[Data records]
— BEGIN —
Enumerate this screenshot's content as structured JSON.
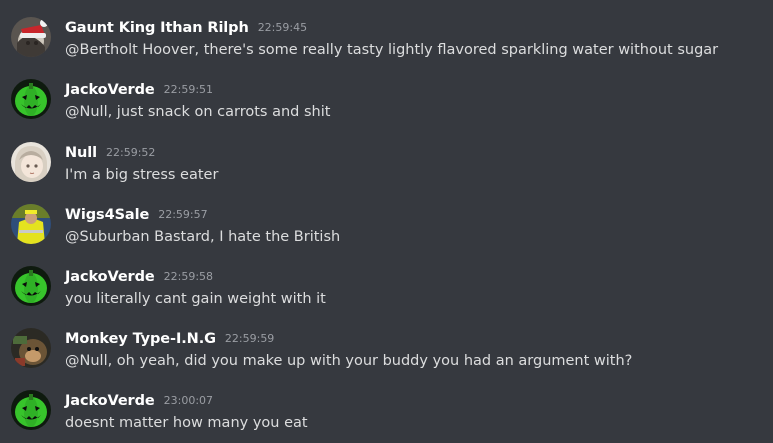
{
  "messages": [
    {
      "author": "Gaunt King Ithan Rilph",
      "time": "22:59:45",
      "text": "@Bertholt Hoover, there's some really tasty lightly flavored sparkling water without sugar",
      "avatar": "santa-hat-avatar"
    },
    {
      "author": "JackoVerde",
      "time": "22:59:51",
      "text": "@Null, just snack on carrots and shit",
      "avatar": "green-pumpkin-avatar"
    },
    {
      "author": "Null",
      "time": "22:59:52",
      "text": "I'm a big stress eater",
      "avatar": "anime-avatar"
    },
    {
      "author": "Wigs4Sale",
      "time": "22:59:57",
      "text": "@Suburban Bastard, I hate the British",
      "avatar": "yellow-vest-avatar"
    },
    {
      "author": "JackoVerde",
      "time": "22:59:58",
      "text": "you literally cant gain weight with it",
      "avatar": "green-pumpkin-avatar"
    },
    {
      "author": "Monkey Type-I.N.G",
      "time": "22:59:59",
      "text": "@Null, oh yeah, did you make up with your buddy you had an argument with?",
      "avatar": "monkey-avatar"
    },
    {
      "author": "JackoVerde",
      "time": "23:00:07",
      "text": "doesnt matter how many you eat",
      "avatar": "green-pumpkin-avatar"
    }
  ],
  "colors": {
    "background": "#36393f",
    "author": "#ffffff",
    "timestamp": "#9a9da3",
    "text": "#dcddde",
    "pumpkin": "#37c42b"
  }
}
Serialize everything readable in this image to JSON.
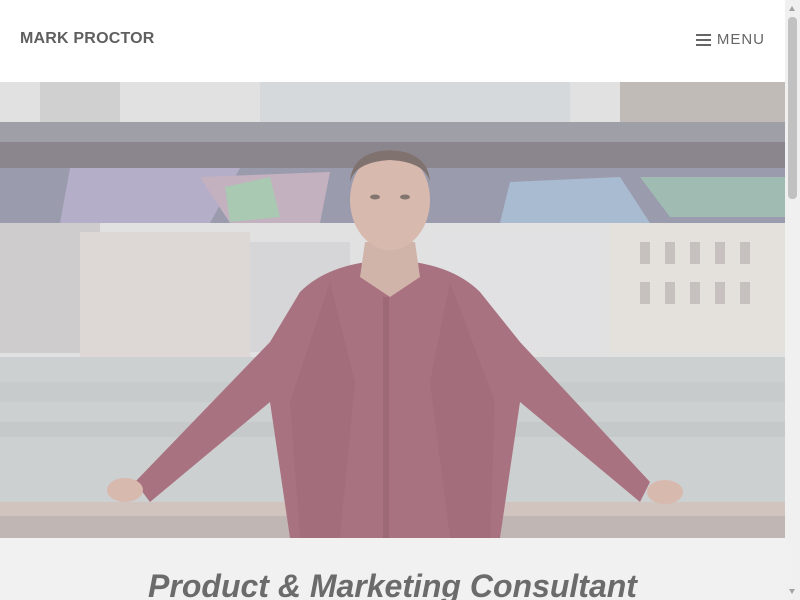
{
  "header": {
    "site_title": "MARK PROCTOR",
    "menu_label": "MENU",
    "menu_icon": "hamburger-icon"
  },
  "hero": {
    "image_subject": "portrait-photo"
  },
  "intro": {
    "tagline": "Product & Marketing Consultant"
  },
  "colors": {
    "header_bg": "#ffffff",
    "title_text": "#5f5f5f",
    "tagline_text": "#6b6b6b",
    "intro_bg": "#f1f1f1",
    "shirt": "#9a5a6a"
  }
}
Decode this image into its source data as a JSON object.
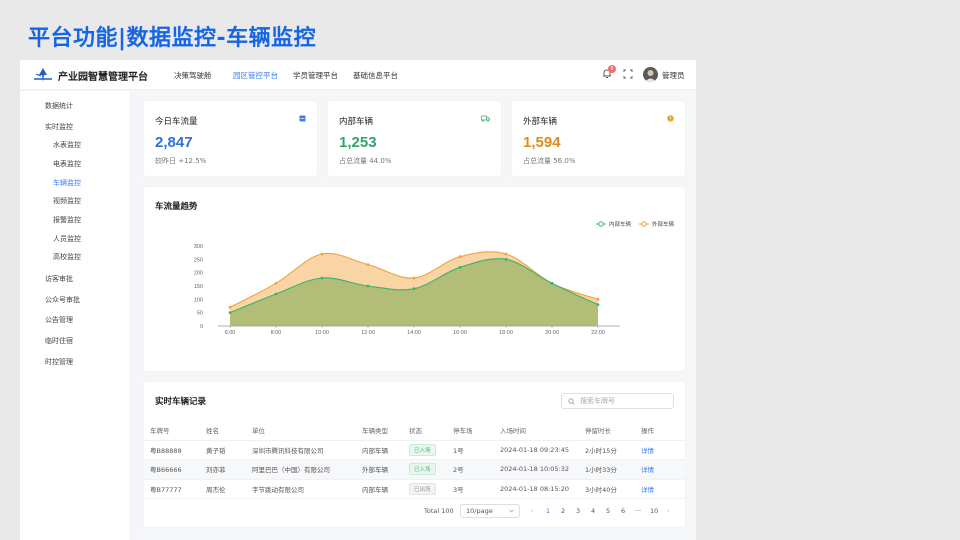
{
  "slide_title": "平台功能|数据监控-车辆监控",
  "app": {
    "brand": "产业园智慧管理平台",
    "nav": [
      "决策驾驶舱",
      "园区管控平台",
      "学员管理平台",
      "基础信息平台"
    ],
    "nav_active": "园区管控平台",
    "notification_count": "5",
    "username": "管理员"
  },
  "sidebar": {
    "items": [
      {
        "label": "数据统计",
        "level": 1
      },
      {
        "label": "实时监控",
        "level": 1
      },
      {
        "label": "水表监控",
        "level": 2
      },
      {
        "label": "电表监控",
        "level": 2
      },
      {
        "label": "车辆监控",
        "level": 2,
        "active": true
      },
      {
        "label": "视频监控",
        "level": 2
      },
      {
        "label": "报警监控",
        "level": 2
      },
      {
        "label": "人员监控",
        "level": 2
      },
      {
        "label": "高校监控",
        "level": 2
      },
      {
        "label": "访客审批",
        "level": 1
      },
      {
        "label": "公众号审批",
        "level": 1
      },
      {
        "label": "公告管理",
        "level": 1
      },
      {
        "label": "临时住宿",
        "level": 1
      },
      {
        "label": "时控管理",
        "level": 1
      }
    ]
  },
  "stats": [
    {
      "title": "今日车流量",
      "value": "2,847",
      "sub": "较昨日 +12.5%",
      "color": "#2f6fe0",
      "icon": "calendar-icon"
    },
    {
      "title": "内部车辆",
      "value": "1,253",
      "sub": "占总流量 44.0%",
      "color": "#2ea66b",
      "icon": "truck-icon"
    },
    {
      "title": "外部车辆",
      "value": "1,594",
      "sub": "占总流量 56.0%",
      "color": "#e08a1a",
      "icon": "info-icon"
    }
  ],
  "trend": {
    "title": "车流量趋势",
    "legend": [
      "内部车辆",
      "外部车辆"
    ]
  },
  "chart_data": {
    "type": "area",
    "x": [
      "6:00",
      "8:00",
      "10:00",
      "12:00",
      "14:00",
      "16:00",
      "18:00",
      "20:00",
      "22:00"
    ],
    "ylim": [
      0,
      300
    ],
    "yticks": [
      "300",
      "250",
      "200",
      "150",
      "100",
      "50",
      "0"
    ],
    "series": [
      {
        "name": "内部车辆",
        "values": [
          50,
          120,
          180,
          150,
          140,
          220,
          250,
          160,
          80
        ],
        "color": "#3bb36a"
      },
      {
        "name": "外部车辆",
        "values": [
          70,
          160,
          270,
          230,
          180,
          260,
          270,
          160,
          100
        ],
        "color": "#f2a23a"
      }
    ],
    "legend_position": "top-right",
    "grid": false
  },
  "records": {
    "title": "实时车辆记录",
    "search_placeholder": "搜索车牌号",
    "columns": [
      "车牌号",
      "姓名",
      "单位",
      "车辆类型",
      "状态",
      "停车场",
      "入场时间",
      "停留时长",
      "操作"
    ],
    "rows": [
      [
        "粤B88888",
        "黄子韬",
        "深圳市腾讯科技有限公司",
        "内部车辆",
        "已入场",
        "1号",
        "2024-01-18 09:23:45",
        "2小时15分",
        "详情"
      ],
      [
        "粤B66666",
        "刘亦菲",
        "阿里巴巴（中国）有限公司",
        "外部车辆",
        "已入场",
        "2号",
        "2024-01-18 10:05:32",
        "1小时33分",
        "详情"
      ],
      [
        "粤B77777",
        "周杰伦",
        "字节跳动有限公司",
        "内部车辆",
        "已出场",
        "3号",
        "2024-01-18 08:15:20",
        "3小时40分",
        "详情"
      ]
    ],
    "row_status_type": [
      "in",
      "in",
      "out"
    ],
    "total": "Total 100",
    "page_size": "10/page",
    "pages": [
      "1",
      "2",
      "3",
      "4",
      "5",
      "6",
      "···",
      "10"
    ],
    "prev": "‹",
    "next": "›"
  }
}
— END —
— BEGIN —
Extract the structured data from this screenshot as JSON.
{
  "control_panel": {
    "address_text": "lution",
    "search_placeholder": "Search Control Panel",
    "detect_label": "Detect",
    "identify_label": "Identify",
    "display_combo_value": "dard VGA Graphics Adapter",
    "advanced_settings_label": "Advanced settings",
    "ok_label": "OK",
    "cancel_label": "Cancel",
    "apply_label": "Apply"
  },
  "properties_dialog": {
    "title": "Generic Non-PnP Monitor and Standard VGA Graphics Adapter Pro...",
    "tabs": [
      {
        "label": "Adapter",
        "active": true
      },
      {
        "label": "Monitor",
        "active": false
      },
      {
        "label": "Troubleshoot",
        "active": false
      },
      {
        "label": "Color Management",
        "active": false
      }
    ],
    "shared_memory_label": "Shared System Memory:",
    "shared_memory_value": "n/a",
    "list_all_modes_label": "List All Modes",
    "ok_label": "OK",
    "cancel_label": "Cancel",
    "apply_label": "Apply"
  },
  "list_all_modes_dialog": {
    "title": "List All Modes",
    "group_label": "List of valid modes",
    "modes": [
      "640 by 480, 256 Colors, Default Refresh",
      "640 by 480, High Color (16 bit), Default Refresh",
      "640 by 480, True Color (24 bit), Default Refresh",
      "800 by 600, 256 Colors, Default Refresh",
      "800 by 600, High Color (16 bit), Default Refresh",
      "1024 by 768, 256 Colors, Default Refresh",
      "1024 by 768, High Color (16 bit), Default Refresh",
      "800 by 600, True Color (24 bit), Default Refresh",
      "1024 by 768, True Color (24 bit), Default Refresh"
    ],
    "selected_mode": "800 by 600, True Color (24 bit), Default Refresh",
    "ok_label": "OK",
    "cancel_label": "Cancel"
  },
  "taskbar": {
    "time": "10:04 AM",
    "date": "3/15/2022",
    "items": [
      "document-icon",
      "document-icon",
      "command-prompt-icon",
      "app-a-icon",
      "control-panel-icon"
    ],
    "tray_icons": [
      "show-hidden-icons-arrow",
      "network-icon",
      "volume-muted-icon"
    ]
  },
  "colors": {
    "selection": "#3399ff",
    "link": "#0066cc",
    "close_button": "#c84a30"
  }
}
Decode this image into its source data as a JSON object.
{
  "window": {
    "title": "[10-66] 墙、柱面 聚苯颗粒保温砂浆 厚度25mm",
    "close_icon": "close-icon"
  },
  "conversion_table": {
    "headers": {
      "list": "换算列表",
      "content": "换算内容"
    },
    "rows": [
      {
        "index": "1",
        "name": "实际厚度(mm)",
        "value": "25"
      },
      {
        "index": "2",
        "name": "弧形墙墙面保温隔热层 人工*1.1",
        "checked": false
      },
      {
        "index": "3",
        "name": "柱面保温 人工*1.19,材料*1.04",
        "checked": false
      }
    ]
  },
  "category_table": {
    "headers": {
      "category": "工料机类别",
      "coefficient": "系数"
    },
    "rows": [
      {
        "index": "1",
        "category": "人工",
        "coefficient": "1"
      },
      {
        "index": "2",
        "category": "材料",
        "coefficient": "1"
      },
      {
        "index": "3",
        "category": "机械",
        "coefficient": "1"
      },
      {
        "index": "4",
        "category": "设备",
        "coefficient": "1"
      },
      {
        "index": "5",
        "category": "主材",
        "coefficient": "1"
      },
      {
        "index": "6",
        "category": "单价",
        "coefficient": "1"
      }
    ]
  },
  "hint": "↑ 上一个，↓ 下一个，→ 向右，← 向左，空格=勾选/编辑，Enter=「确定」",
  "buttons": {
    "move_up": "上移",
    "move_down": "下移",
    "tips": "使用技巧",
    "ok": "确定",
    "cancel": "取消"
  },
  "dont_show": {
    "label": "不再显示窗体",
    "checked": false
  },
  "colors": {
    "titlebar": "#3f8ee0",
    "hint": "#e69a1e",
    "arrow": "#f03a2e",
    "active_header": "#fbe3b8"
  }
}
— END —
* [SET TASK]:
Pull out every line of the records that includes the string "screenshot".

* [ANSWER TO THE EXERCISE]:
Enumerate this screenshot's content as structured JSON.
Extract the structured data from this screenshot as JSON.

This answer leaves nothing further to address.